# Extracted records
-- Start --

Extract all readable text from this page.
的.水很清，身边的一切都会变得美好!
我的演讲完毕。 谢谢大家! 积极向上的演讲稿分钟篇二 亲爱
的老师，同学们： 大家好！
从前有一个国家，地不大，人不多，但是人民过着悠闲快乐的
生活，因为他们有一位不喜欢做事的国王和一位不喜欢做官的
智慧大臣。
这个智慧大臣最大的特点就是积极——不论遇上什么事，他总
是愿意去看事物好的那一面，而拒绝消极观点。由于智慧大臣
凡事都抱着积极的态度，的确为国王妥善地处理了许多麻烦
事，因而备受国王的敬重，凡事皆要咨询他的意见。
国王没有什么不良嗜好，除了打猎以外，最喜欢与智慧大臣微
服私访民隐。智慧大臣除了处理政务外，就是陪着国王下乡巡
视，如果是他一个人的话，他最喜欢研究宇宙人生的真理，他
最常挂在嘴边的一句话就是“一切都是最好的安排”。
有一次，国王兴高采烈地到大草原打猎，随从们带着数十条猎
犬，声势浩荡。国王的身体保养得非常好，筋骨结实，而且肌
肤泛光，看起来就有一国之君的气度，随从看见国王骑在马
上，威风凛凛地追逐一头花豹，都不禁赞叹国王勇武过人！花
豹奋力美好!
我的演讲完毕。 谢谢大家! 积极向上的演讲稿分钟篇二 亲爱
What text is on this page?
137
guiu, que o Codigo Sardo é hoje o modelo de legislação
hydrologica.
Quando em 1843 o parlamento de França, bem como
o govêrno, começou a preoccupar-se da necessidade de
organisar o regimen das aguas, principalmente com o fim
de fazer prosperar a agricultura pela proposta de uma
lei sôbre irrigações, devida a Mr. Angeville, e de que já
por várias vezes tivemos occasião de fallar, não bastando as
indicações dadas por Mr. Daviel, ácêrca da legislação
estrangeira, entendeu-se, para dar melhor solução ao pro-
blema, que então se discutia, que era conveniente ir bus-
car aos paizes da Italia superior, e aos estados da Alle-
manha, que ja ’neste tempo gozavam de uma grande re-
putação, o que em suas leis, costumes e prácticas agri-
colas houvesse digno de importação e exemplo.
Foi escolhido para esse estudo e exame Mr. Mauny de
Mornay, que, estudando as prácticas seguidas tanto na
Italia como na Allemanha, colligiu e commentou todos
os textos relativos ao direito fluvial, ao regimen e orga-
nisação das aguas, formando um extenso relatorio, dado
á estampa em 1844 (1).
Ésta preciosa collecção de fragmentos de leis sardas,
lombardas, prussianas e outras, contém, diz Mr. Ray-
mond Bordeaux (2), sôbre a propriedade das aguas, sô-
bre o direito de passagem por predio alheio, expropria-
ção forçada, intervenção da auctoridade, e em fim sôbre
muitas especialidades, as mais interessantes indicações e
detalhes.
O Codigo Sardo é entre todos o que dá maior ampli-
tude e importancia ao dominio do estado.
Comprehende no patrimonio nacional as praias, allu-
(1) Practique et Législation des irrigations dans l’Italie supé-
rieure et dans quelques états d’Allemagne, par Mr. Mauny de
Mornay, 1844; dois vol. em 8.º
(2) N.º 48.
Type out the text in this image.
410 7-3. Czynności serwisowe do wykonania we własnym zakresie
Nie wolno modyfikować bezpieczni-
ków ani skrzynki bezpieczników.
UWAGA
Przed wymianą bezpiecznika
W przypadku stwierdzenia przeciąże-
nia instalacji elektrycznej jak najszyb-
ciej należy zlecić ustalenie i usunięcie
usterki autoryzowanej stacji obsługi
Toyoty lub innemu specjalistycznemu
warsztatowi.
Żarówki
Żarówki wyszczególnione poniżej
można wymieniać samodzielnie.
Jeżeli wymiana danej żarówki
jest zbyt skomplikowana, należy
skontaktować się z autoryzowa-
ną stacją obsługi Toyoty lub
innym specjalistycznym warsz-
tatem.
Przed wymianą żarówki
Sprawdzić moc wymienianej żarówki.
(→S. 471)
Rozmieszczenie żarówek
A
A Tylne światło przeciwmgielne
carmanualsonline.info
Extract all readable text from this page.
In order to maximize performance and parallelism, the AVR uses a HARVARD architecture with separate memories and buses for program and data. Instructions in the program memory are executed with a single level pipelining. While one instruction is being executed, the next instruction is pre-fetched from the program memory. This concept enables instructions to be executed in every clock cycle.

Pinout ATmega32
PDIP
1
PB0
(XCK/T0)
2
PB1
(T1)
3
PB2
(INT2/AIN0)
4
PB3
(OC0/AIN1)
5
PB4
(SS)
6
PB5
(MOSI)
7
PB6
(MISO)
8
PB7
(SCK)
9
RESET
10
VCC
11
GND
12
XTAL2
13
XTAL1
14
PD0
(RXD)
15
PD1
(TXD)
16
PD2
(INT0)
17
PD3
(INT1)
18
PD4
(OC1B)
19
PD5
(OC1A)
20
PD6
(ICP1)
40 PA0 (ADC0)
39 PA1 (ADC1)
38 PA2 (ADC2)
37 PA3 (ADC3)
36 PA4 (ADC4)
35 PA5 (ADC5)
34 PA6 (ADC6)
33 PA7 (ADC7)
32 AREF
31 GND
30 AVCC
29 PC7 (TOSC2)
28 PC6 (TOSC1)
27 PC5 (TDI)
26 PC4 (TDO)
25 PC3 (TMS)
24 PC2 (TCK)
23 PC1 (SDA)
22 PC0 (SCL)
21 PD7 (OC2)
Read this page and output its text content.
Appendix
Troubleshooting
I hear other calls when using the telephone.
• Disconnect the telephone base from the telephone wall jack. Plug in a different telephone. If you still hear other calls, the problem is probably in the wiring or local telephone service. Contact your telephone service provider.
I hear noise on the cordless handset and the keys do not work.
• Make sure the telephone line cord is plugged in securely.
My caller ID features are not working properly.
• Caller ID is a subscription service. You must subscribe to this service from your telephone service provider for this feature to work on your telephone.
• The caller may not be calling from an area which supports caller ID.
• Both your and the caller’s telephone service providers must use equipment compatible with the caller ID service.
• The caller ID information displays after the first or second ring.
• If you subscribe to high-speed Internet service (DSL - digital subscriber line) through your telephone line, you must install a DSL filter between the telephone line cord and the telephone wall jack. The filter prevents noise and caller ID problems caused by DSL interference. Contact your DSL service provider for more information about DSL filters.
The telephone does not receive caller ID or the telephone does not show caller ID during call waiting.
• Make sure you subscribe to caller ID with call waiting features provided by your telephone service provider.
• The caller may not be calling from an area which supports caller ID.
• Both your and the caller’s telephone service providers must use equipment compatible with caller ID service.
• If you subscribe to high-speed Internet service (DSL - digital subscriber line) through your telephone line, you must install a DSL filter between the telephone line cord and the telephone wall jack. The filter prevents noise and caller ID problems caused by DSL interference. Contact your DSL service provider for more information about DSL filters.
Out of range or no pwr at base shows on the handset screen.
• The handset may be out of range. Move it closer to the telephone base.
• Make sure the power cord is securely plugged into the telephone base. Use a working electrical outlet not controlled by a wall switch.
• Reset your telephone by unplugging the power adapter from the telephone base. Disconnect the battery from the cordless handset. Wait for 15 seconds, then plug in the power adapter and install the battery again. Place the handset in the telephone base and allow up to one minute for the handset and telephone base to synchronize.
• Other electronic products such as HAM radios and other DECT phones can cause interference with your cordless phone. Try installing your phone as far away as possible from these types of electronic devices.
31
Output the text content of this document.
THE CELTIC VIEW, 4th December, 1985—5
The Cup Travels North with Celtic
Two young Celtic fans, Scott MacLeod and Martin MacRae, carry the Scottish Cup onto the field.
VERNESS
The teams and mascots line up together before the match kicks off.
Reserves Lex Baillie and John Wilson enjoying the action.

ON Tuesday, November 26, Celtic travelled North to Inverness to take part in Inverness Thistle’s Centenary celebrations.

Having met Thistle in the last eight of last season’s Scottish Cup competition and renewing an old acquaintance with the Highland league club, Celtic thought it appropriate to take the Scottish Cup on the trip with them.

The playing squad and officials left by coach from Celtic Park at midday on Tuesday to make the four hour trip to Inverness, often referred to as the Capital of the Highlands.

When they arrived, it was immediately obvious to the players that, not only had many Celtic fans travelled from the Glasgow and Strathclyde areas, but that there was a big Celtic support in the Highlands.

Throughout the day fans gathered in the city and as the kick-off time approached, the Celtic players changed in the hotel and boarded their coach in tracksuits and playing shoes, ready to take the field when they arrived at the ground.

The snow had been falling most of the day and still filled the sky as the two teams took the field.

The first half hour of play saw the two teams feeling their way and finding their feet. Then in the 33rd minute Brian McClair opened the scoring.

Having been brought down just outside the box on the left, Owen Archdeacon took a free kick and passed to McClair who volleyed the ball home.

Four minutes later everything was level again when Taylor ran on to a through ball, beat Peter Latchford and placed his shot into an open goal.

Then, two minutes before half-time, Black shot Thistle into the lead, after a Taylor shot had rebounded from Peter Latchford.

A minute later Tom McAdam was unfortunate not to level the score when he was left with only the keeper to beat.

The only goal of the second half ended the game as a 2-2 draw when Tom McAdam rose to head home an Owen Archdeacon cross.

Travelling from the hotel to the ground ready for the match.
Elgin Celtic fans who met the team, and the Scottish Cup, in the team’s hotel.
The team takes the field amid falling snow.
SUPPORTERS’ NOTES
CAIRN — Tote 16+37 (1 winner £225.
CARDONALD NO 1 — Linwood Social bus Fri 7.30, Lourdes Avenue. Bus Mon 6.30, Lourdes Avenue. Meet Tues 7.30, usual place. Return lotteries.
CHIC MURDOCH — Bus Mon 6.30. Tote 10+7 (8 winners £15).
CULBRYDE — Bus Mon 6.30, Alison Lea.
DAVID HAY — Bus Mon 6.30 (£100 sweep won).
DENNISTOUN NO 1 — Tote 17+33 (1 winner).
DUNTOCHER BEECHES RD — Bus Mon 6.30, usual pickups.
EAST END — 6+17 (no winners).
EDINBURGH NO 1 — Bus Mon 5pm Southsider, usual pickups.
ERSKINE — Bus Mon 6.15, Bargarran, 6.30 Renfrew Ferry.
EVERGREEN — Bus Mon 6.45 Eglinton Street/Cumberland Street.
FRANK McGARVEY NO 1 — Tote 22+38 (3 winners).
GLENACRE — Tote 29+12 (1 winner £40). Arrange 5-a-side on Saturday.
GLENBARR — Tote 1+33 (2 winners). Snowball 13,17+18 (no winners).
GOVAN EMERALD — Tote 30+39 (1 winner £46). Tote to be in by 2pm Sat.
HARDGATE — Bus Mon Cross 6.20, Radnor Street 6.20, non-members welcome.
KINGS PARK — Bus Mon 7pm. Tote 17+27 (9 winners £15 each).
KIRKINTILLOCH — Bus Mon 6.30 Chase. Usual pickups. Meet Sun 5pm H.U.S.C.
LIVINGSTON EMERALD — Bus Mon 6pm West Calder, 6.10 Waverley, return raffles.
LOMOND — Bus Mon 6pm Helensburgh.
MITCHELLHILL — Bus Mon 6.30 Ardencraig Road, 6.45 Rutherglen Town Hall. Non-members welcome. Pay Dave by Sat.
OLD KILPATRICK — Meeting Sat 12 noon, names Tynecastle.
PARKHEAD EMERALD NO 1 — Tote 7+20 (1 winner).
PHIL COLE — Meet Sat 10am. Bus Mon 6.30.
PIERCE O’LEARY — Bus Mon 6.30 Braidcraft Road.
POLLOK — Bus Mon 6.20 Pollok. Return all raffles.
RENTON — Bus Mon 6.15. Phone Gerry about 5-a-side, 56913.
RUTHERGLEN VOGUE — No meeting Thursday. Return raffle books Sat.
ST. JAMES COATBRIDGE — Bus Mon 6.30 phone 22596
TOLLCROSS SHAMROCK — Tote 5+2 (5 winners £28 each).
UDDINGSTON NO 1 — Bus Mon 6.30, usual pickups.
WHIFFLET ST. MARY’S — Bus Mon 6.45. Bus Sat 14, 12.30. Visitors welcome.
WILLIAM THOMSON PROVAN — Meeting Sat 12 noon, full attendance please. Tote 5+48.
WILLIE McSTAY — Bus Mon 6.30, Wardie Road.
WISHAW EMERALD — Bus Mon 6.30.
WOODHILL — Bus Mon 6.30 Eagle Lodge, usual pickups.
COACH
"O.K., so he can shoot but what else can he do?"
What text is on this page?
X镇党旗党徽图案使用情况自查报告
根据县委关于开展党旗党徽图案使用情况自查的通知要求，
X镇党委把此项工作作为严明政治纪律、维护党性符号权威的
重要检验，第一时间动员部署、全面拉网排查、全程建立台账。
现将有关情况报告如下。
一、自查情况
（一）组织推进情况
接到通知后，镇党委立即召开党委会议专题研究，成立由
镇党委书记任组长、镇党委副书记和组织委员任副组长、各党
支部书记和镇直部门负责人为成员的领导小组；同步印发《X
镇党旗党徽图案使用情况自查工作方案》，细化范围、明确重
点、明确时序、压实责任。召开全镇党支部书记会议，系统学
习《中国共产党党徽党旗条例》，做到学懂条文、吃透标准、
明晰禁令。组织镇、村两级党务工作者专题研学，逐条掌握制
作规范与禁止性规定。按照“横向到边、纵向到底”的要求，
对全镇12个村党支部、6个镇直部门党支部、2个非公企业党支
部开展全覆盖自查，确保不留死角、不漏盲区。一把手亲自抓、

-- End --

# Exercise
From the entries above, select each line containing the string "other".

# Task answer
I hear other calls when using the telephone.
• Disconnect the telephone base from the telephone wall jack. Plug in a different telephone. If you still hear other calls, the problem is probably in the wiring or local telephone service. Contact your telephone service provider.
• Other electronic products such as HAM radios and other DECT phones can cause interference with your cordless phone. Try installing your phone as far away as possible from these types of electronic devices.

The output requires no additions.